Entries:
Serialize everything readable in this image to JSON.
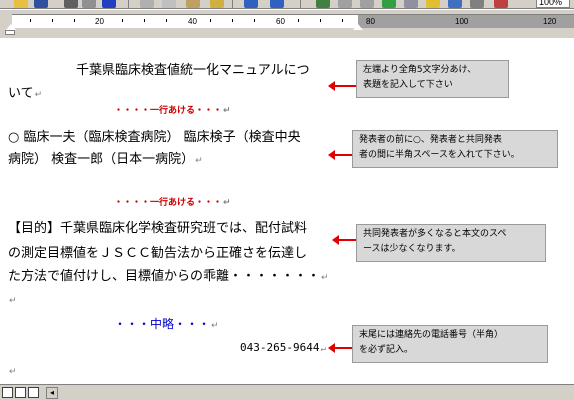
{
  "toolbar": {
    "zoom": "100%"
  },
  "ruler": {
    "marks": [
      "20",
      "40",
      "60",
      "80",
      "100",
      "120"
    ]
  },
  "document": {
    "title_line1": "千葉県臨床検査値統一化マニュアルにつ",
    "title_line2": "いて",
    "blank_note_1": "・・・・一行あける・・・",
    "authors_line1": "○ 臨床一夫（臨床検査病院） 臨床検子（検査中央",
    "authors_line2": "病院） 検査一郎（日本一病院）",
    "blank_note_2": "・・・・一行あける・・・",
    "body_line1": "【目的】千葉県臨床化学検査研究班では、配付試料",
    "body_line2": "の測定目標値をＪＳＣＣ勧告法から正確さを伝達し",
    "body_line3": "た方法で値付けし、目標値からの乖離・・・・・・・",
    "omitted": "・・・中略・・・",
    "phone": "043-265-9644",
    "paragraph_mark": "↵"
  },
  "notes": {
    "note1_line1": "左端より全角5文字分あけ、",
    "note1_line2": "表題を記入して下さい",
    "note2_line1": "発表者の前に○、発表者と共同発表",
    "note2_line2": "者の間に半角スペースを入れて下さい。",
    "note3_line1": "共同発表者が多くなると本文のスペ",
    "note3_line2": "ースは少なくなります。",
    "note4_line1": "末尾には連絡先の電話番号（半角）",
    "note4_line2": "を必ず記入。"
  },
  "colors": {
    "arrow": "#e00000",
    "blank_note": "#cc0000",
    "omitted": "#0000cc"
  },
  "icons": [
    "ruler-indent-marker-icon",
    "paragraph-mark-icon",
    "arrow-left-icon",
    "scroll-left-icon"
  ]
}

Aim of the task:
Reproduce the whole listing word for word, setting aside any pictures.

Answer for this exercise:
Serialize everything readable in this image to JSON.
{
  "toolbar": {
    "zoom": "100%"
  },
  "ruler": {
    "marks": [
      "20",
      "40",
      "60",
      "80",
      "100",
      "120"
    ]
  },
  "document": {
    "title_line1": "千葉県臨床検査値統一化マニュアルにつ",
    "title_line2": "いて",
    "blank_note_1": "・・・・一行あける・・・",
    "authors_line1": "○ 臨床一夫（臨床検査病院） 臨床検子（検査中央",
    "authors_line2": "病院） 検査一郎（日本一病院）",
    "blank_note_2": "・・・・一行あける・・・",
    "body_line1": "【目的】千葉県臨床化学検査研究班では、配付試料",
    "body_line2": "の測定目標値をＪＳＣＣ勧告法から正確さを伝達し",
    "body_line3": "た方法で値付けし、目標値からの乖離・・・・・・・",
    "omitted": "・・・中略・・・",
    "phone": "043-265-9644",
    "paragraph_mark": "↵"
  },
  "notes": {
    "note1_line1": "左端より全角5文字分あけ、",
    "note1_line2": "表題を記入して下さい",
    "note2_line1": "発表者の前に○、発表者と共同発表",
    "note2_line2": "者の間に半角スペースを入れて下さい。",
    "note3_line1": "共同発表者が多くなると本文のスペ",
    "note3_line2": "ースは少なくなります。",
    "note4_line1": "末尾には連絡先の電話番号（半角）",
    "note4_line2": "を必ず記入。"
  },
  "colors": {
    "arrow": "#e00000",
    "blank_note": "#cc0000",
    "omitted": "#0000cc"
  },
  "icons": [
    "ruler-indent-marker-icon",
    "paragraph-mark-icon",
    "arrow-left-icon",
    "scroll-left-icon"
  ]
}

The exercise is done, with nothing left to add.